◆ Task objective
Take the records below and extract, word for word, the lines from the one containing "Enumerate this screenshot's" through the final line, inclusive. Omit pictures.

[BEGIN Input for this task]

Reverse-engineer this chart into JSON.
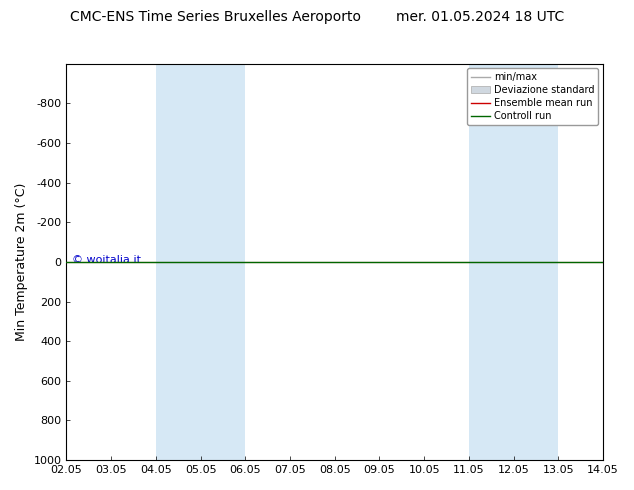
{
  "title": "CMC-ENS Time Series Bruxelles Aeroporto        mer. 01.05.2024 18 UTC",
  "ylabel": "Min Temperature 2m (°C)",
  "ylim_bottom": 1000,
  "ylim_top": -1000,
  "yticks": [
    -800,
    -600,
    -400,
    -200,
    0,
    200,
    400,
    600,
    800,
    1000
  ],
  "xlim_start": 0,
  "xlim_end": 12,
  "xtick_positions": [
    0,
    1,
    2,
    3,
    4,
    5,
    6,
    7,
    8,
    9,
    10,
    11,
    12
  ],
  "xtick_labels": [
    "02.05",
    "03.05",
    "04.05",
    "05.05",
    "06.05",
    "07.05",
    "08.05",
    "09.05",
    "10.05",
    "11.05",
    "12.05",
    "13.05",
    "14.05"
  ],
  "shaded_bands": [
    [
      2,
      3
    ],
    [
      3,
      4
    ],
    [
      9,
      10
    ],
    [
      10,
      11
    ]
  ],
  "shaded_color": "#d6e8f5",
  "shaded_edge_color": "#b8d4ec",
  "green_line_y": 0,
  "red_line_y": 0,
  "watermark": "© woitalia.it",
  "watermark_color": "#0000cc",
  "legend_labels": [
    "min/max",
    "Deviazione standard",
    "Ensemble mean run",
    "Controll run"
  ],
  "legend_line_color": "#aaaaaa",
  "legend_fill_color": "#d0d8e0",
  "legend_red_color": "#cc0000",
  "legend_green_color": "#006600",
  "background_color": "#ffffff",
  "title_fontsize": 10,
  "tick_fontsize": 8,
  "ylabel_fontsize": 9,
  "legend_fontsize": 7
}
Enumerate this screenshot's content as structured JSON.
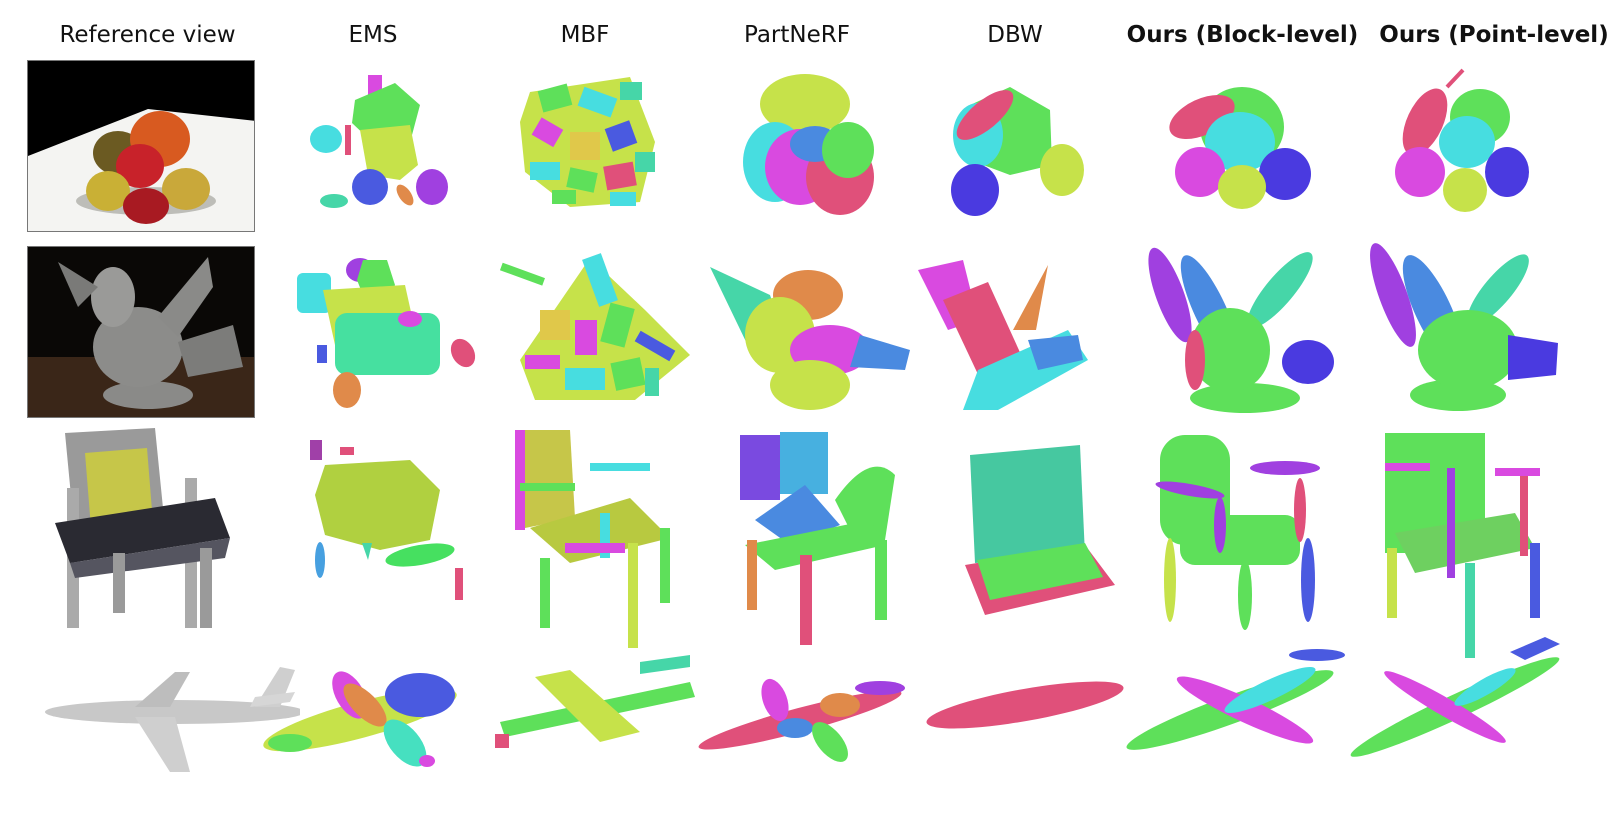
{
  "columns": [
    {
      "label": "Reference view",
      "bold": false
    },
    {
      "label": "EMS",
      "bold": false
    },
    {
      "label": "MBF",
      "bold": false
    },
    {
      "label": "PartNeRF",
      "bold": false
    },
    {
      "label": "DBW",
      "bold": false
    },
    {
      "label": "Ours (Block-level)",
      "bold": true
    },
    {
      "label": "Ours (Point-level)",
      "bold": true
    }
  ],
  "rows": [
    "fruits",
    "bird",
    "chair",
    "airplane"
  ],
  "palette": {
    "green": "#5ee05a",
    "cyan": "#47dde0",
    "magenta": "#d94ae0",
    "pink": "#e0507a",
    "blue": "#4a5ae0",
    "lime": "#c6e24a",
    "teal": "#46d6a8",
    "orange": "#e08a4a",
    "olive": "#b8c940"
  }
}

[END Input for this task]

◆ Task response
Enumerate this screenshot's content as structured JSON.
{
  "columns": [
    {
      "label": "Reference view",
      "bold": false
    },
    {
      "label": "EMS",
      "bold": false
    },
    {
      "label": "MBF",
      "bold": false
    },
    {
      "label": "PartNeRF",
      "bold": false
    },
    {
      "label": "DBW",
      "bold": false
    },
    {
      "label": "Ours (Block-level)",
      "bold": true
    },
    {
      "label": "Ours (Point-level)",
      "bold": true
    }
  ],
  "rows": [
    "fruits",
    "bird",
    "chair",
    "airplane"
  ],
  "palette": {
    "green": "#5ee05a",
    "cyan": "#47dde0",
    "magenta": "#d94ae0",
    "pink": "#e0507a",
    "blue": "#4a5ae0",
    "lime": "#c6e24a",
    "teal": "#46d6a8",
    "orange": "#e08a4a",
    "olive": "#b8c940"
  }
}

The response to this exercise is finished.